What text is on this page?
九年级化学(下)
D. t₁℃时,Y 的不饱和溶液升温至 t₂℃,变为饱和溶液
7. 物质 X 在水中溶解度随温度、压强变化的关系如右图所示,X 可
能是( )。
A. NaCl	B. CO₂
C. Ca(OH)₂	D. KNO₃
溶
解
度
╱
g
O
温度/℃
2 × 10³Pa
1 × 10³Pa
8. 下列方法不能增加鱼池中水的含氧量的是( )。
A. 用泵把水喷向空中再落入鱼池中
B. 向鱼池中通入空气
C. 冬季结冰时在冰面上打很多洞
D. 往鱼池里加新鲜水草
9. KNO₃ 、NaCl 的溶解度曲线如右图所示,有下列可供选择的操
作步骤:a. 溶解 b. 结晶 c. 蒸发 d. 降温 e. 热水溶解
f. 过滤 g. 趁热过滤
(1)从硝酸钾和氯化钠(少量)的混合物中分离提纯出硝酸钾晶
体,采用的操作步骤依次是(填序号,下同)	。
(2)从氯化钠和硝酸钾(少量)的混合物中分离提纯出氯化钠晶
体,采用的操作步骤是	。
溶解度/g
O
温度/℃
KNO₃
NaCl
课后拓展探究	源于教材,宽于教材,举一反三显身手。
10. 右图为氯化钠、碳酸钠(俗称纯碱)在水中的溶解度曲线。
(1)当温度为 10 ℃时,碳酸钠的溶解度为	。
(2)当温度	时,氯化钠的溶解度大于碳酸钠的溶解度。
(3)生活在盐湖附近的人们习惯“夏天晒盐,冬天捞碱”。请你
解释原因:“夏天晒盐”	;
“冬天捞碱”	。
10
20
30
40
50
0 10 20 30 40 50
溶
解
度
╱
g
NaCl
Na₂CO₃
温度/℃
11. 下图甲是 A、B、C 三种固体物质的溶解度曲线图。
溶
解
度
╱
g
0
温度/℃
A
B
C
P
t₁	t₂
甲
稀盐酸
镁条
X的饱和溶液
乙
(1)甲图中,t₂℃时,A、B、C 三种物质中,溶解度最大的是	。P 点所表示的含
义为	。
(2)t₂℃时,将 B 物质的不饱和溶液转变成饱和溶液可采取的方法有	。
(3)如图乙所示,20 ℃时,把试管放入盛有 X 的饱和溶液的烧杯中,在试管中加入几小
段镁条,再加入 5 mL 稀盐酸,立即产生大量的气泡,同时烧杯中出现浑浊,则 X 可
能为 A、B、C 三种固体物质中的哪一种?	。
────────────────
**JOB**
In the entries above, locate every line with the word "KNO₃" and copy it.

**WRITTEN ANSWER**
C. Ca(OH)₂	D. KNO₃
9. KNO₃ 、NaCl 的溶解度曲线如右图所示,有下列可供选择的操
KNO₃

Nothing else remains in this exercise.